* _WRITTEN INSTRUCTION_
Copy the data word for word, from its first line through the line that contains "In FIG. 3, the induction heating coil H3", including both of those lines.

* _DATA RECORDS_

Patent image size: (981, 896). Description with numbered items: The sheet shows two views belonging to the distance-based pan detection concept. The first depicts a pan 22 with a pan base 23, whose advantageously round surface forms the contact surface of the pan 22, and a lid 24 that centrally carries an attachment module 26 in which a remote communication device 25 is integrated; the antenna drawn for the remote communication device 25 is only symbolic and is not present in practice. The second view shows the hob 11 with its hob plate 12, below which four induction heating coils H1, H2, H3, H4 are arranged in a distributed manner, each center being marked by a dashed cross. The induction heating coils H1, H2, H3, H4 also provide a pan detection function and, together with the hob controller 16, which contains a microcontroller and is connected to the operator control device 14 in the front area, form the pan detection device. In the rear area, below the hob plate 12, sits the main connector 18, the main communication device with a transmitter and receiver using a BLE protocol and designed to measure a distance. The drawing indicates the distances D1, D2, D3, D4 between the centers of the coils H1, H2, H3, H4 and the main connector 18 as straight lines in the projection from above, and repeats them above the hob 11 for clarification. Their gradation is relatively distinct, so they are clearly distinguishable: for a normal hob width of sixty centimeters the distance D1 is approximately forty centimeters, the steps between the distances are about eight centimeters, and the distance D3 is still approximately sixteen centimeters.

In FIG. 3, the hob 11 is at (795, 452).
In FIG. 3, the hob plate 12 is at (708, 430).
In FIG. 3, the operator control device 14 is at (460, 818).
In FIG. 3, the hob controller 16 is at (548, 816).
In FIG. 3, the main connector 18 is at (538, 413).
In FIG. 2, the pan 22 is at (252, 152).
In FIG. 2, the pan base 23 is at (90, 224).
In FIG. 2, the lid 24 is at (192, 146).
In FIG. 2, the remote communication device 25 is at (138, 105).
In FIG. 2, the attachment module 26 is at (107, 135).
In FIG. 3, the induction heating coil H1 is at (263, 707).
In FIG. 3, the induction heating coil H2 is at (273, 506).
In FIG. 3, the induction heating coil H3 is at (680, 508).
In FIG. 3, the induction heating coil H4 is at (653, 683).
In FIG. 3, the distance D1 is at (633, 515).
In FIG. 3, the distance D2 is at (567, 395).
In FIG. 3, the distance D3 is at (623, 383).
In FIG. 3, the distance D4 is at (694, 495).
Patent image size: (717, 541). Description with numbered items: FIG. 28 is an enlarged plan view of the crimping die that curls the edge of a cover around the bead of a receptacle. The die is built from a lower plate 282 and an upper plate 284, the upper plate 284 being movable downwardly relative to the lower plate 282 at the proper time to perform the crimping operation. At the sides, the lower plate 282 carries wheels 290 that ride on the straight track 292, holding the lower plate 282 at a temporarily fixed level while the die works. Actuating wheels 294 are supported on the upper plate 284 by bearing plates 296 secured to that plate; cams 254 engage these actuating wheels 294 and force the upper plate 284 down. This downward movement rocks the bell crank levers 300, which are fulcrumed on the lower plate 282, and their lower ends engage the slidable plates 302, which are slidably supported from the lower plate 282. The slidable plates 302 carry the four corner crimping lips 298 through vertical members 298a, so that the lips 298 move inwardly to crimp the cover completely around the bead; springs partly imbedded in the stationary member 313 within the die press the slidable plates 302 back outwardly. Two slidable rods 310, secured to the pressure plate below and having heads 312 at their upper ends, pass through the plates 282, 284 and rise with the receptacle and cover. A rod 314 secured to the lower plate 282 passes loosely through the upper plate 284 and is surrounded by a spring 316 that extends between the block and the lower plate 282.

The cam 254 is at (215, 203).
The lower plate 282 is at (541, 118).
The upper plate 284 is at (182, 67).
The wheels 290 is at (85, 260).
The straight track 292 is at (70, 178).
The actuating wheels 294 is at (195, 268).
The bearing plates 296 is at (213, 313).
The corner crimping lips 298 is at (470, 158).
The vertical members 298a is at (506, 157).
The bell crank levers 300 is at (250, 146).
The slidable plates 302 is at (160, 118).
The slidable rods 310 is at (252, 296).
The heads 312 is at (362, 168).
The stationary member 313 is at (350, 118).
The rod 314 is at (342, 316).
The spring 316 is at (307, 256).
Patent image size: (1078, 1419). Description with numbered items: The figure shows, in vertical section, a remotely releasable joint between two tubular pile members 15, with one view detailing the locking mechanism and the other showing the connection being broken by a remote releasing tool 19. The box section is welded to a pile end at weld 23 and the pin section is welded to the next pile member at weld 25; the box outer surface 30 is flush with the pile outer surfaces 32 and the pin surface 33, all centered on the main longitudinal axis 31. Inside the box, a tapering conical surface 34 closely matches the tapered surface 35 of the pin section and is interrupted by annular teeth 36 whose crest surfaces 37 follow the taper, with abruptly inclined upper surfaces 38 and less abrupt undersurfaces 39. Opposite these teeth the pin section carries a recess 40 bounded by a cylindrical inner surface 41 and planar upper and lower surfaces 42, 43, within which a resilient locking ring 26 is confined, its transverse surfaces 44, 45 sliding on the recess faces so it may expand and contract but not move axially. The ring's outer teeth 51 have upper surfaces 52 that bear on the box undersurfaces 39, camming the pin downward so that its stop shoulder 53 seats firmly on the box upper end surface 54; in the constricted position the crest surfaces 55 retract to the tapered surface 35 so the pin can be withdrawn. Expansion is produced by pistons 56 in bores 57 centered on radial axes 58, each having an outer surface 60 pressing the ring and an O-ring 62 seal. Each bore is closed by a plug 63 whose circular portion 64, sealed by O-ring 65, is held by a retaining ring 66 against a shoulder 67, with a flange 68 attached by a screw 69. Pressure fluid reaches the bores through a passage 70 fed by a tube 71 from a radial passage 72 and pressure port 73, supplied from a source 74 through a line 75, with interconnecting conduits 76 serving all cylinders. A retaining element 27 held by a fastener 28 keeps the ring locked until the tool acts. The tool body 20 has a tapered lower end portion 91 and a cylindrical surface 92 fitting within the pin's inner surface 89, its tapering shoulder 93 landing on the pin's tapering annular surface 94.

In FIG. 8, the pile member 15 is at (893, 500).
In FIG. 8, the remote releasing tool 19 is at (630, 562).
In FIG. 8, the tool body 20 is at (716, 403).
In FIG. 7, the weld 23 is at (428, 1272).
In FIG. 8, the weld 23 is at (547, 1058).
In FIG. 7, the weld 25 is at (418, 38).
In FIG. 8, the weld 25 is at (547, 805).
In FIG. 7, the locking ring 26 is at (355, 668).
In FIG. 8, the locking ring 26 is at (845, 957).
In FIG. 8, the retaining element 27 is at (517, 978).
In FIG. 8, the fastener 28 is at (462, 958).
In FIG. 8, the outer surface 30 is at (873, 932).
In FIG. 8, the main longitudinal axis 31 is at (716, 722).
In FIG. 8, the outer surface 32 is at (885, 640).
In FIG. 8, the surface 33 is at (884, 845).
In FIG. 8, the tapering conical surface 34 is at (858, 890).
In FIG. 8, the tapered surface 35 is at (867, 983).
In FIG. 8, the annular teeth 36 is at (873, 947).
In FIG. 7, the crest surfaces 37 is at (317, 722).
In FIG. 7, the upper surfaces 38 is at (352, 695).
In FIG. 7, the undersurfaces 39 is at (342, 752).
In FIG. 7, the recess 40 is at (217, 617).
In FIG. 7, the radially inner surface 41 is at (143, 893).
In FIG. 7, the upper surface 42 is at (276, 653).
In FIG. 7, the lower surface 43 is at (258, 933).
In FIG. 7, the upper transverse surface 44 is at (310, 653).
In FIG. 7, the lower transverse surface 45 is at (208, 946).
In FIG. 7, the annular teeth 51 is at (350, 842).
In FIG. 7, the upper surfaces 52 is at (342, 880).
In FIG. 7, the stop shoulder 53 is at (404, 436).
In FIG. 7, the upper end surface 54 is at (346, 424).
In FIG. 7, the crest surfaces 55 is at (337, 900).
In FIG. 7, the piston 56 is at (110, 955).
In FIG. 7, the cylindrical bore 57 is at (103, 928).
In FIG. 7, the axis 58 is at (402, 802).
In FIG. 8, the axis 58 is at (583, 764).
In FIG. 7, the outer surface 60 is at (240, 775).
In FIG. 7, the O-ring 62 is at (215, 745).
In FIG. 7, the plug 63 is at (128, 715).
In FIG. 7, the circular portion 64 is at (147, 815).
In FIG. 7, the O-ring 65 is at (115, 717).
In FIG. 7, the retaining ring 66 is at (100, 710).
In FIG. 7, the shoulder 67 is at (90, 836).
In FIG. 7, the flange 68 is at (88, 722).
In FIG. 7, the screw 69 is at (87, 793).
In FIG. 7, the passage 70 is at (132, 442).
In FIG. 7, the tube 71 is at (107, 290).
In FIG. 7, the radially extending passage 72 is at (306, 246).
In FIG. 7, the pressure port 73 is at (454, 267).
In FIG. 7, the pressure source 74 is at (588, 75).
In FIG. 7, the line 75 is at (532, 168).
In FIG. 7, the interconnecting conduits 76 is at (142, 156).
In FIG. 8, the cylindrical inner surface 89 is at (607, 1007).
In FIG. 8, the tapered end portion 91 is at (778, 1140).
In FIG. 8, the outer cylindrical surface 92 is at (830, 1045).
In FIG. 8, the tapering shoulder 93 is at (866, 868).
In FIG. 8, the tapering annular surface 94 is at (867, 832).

* _RESULT_
Patent image size: (981, 896). Description with numbered items: The sheet shows two views belonging to the distance-based pan detection concept. The first depicts a pan 22 with a pan base 23, whose advantageously round surface forms the contact surface of the pan 22, and a lid 24 that centrally carries an attachment module 26 in which a remote communication device 25 is integrated; the antenna drawn for the remote communication device 25 is only symbolic and is not present in practice. The second view shows the hob 11 with its hob plate 12, below which four induction heating coils H1, H2, H3, H4 are arranged in a distributed manner, each center being marked by a dashed cross. The induction heating coils H1, H2, H3, H4 also provide a pan detection function and, together with the hob controller 16, which contains a microcontroller and is connected to the operator control device 14 in the front area, form the pan detection device. In the rear area, below the hob plate 12, sits the main connector 18, the main communication device with a transmitter and receiver using a BLE protocol and designed to measure a distance. The drawing indicates the distances D1, D2, D3, D4 between the centers of the coils H1, H2, H3, H4 and the main connector 18 as straight lines in the projection from above, and repeats them above the hob 11 for clarification. Their gradation is relatively distinct, so they are clearly distinguishable: for a normal hob width of sixty centimeters the distance D1 is approximately forty centimeters, the steps between the distances are about eight centimeters, and the distance D3 is still approximately sixteen centimeters.

In FIG. 3, the hob 11 is at (795, 452).
In FIG. 3, the hob plate 12 is at (708, 430).
In FIG. 3, the operator control device 14 is at (460, 818).
In FIG. 3, the hob controller 16 is at (548, 816).
In FIG. 3, the main connector 18 is at (538, 413).
In FIG. 2, the pan 22 is at (252, 152).
In FIG. 2, the pan base 23 is at (90, 224).
In FIG. 2, the lid 24 is at (192, 146).
In FIG. 2, the remote communication device 25 is at (138, 105).
In FIG. 2, the attachment module 26 is at (107, 135).
In FIG. 3, the induction heating coil H1 is at (263, 707).
In FIG. 3, the induction heating coil H2 is at (273, 506).
In FIG. 3, the induction heating coil H3 is at (680, 508).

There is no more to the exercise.